Given task: Copy down all of the data underneath, exactly as shown.

Input:
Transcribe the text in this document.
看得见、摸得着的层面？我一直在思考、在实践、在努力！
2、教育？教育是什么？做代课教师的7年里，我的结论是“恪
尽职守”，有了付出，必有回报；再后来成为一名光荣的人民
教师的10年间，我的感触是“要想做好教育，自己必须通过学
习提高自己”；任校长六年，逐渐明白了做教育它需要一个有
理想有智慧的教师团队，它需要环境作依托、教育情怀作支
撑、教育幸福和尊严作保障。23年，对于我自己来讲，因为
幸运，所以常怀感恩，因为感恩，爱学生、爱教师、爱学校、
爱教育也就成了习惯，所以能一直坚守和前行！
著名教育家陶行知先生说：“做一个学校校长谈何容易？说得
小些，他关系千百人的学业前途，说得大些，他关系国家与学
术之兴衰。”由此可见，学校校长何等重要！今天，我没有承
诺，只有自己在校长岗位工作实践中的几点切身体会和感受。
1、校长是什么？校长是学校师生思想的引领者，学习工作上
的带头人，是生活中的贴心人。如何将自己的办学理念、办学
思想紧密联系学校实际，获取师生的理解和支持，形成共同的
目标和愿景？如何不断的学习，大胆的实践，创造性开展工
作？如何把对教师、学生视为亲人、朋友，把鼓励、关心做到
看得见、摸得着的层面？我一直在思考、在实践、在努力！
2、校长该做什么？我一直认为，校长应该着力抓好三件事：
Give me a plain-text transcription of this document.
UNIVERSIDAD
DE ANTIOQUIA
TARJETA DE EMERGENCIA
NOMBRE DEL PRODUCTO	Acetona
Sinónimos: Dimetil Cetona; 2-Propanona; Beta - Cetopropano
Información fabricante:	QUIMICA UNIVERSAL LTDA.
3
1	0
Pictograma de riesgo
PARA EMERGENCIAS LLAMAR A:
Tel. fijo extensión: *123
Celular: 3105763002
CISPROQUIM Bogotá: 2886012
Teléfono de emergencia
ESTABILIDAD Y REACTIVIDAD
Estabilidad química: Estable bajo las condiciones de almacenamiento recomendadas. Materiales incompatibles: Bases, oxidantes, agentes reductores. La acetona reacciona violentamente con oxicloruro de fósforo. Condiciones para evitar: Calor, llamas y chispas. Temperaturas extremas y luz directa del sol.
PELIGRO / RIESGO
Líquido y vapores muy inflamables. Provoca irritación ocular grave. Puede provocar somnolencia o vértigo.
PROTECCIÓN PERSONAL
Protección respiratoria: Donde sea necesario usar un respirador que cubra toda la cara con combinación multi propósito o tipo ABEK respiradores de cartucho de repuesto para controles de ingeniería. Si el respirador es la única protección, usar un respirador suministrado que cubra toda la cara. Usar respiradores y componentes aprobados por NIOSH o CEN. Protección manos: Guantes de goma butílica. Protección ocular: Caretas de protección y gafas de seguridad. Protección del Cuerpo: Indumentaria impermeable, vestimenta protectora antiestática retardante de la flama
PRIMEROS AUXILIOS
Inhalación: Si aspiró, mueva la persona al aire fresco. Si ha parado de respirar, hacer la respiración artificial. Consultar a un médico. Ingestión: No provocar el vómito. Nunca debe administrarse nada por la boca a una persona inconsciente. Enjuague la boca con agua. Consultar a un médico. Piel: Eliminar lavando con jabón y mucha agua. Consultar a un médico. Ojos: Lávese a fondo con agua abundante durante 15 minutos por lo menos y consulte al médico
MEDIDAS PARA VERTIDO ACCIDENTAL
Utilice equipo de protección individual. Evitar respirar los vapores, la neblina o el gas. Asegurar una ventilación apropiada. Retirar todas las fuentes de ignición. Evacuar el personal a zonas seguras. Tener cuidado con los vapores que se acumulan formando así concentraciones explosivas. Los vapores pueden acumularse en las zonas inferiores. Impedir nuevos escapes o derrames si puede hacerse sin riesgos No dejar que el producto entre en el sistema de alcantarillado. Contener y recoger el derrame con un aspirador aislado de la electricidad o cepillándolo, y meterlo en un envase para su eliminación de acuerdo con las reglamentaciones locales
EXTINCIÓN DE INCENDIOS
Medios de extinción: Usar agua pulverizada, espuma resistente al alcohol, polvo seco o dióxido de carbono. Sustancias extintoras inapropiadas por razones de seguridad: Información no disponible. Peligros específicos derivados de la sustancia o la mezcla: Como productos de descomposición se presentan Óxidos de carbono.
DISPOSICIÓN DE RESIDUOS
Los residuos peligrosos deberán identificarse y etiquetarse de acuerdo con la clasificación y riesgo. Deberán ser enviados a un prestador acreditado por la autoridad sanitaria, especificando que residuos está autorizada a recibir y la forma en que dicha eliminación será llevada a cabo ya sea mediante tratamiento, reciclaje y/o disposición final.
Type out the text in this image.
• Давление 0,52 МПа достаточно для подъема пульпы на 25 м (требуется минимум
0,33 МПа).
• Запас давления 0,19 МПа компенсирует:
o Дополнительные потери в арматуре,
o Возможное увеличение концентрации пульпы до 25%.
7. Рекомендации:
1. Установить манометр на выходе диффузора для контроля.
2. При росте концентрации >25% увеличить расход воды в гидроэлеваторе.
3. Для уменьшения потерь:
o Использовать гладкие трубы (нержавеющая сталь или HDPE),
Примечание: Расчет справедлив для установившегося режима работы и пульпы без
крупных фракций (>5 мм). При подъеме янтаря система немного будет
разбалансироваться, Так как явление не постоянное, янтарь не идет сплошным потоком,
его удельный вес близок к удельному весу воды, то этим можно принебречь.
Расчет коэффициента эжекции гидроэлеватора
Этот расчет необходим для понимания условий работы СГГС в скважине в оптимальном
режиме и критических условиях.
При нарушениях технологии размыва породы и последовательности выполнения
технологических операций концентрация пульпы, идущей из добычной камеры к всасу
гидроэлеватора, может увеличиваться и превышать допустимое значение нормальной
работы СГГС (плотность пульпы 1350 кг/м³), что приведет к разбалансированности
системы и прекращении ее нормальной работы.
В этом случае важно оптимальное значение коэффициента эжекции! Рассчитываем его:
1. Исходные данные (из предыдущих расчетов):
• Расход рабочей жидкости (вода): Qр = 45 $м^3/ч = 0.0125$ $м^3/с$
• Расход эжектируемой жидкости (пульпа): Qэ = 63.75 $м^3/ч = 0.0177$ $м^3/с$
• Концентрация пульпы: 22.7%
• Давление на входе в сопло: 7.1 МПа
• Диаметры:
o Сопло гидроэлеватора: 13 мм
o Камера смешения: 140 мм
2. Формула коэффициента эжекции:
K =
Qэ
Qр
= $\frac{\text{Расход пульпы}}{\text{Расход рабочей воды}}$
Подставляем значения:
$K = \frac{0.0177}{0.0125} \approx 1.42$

Answer to this problem:
Transcribe the text in this document.
看得见、摸得着的层面？我一直在思考、在实践、在努力！
2、教育？教育是什么？做代课教师的7年里，我的结论是“恪
尽职守”，有了付出，必有回报；再后来成为一名光荣的人民
教师的10年间，我的感触是“要想做好教育，自己必须通过学
习提高自己”；任校长六年，逐渐明白了做教育它需要一个有
理想有智慧的教师团队，它需要环境作依托、教育情怀作支
撑、教育幸福和尊严作保障。23年，对于我自己来讲，因为
幸运，所以常怀感恩，因为感恩，爱学生、爱教师、爱学校、
爱教育也就成了习惯，所以能一直坚守和前行！
著名教育家陶行知先生说：“做一个学校校长谈何容易？说得
小些，他关系千百人的学业前途，说得大些，他关系国家与学
术之兴衰。”由此可见，学校校长何等重要！今天，我没有承
诺，只有自己在校长岗位工作实践中的几点切身体会和感受。
1、校长是什么？校长是学校师生思想的引领者，学习工作上
的带头人，是生活中的贴心人。如何将自己的办学理念、办学
思想紧密联系学校实际，获取师生的理解和支持，形成共同的
目标和愿景？如何不断的学习，大胆的实践，创造性开展工
作？如何把对教师、学生视为亲人、朋友，把鼓励、关心做到
看得见、摸得着的层面？我一直在思考、在实践、在努力！
2、校长该做什么？我一直认为，校长应该着力抓好三件事：
Give me a plain-text transcription of this document.
UNIVERSIDAD
DE ANTIOQUIA
TARJETA DE EMERGENCIA
NOMBRE DEL PRODUCTO	Acetona
Sinónimos: Dimetil Cetona; 2-Propanona; Beta - Cetopropano
Información fabricante:	QUIMICA UNIVERSAL LTDA.
3
1	0
Pictograma de riesgo
PARA EMERGENCIAS LLAMAR A:
Tel. fijo extensión: *123
Celular: 3105763002
CISPROQUIM Bogotá: 2886012
Teléfono de emergencia
ESTABILIDAD Y REACTIVIDAD
Estabilidad química: Estable bajo las condiciones de almacenamiento recomendadas. Materiales incompatibles: Bases, oxidantes, agentes reductores. La acetona reacciona violentamente con oxicloruro de fósforo. Condiciones para evitar: Calor, llamas y chispas. Temperaturas extremas y luz directa del sol.
PELIGRO / RIESGO
Líquido y vapores muy inflamables. Provoca irritación ocular grave. Puede provocar somnolencia o vértigo.
PROTECCIÓN PERSONAL
Protección respiratoria: Donde sea necesario usar un respirador que cubra toda la cara con combinación multi propósito o tipo ABEK respiradores de cartucho de repuesto para controles de ingeniería. Si el respirador es la única protección, usar un respirador suministrado que cubra toda la cara. Usar respiradores y componentes aprobados por NIOSH o CEN. Protección manos: Guantes de goma butílica. Protección ocular: Caretas de protección y gafas de seguridad. Protección del Cuerpo: Indumentaria impermeable, vestimenta protectora antiestática retardante de la flama
PRIMEROS AUXILIOS
Inhalación: Si aspiró, mueva la persona al aire fresco. Si ha parado de respirar, hacer la respiración artificial. Consultar a un médico. Ingestión: No provocar el vómito. Nunca debe administrarse nada por la boca a una persona inconsciente. Enjuague la boca con agua. Consultar a un médico. Piel: Eliminar lavando con jabón y mucha agua. Consultar a un médico. Ojos: Lávese a fondo con agua abundante durante 15 minutos por lo menos y consulte al médico
MEDIDAS PARA VERTIDO ACCIDENTAL
Utilice equipo de protección individual. Evitar respirar los vapores, la neblina o el gas. Asegurar una ventilación apropiada. Retirar todas las fuentes de ignición. Evacuar el personal a zonas seguras. Tener cuidado con los vapores que se acumulan formando así concentraciones explosivas. Los vapores pueden acumularse en las zonas inferiores. Impedir nuevos escapes o derrames si puede hacerse sin riesgos No dejar que el producto entre en el sistema de alcantarillado. Contener y recoger el derrame con un aspirador aislado de la electricidad o cepillándolo, y meterlo en un envase para su eliminación de acuerdo con las reglamentaciones locales
EXTINCIÓN DE INCENDIOS
Medios de extinción: Usar agua pulverizada, espuma resistente al alcohol, polvo seco o dióxido de carbono. Sustancias extintoras inapropiadas por razones de seguridad: Información no disponible. Peligros específicos derivados de la sustancia o la mezcla: Como productos de descomposición se presentan Óxidos de carbono.
DISPOSICIÓN DE RESIDUOS
Los residuos peligrosos deberán identificarse y etiquetarse de acuerdo con la clasificación y riesgo. Deberán ser enviados a un prestador acreditado por la autoridad sanitaria, especificando que residuos está autorizada a recibir y la forma en que dicha eliminación será llevada a cabo ya sea mediante tratamiento, reciclaje y/o disposición final.
Type out the text in this image.
• Давление 0,52 МПа достаточно для подъема пульпы на 25 м (требуется минимум
0,33 МПа).
• Запас давления 0,19 МПа компенсирует:
o Дополнительные потери в арматуре,
o Возможное увеличение концентрации пульпы до 25%.
7. Рекомендации:
1. Установить манометр на выходе диффузора для контроля.
2. При росте концентрации >25% увеличить расход воды в гидроэлеваторе.
3. Для уменьшения потерь:
o Использовать гладкие трубы (нержавеющая сталь или HDPE),
Примечание: Расчет справедлив для установившегося режима работы и пульпы без
крупных фракций (>5 мм). При подъеме янтаря система немного будет
разбалансироваться, Так как явление не постоянное, янтарь не идет сплошным потоком,
его удельный вес близок к удельному весу воды, то этим можно принебречь.
Расчет коэффициента эжекции гидроэлеватора
Этот расчет необходим для понимания условий работы СГГС в скважине в оптимальном
режиме и критических условиях.
При нарушениях технологии размыва породы и последовательности выполнения
технологических операций концентрация пульпы, идущей из добычной камеры к всасу
гидроэлеватора, может увеличиваться и превышать допустимое значение нормальной
работы СГГС (плотность пульпы 1350 кг/м³), что приведет к разбалансированности
системы и прекращении ее нормальной работы.
В этом случае важно оптимальное значение коэффициента эжекции! Рассчитываем его:
1. Исходные данные (из предыдущих расчетов):
• Расход рабочей жидкости (вода): Qр = 45 $м^3/ч = 0.0125$ $м^3/с$
• Расход эжектируемой жидкости (пульпа): Qэ = 63.75 $м^3/ч = 0.0177$ $м^3/с$
• Концентрация пульпы: 22.7%
• Давление на входе в сопло: 7.1 МПа
• Диаметры:
o Сопло гидроэлеватора: 13 мм
o Камера смешения: 140 мм
2. Формула коэффициента эжекции:
K =
Qэ
Qр
= $\frac{\text{Расход пульпы}}{\text{Расход рабочей воды}}$
Подставляем значения:
$K = \frac{0.0177}{0.0125} \approx 1.42$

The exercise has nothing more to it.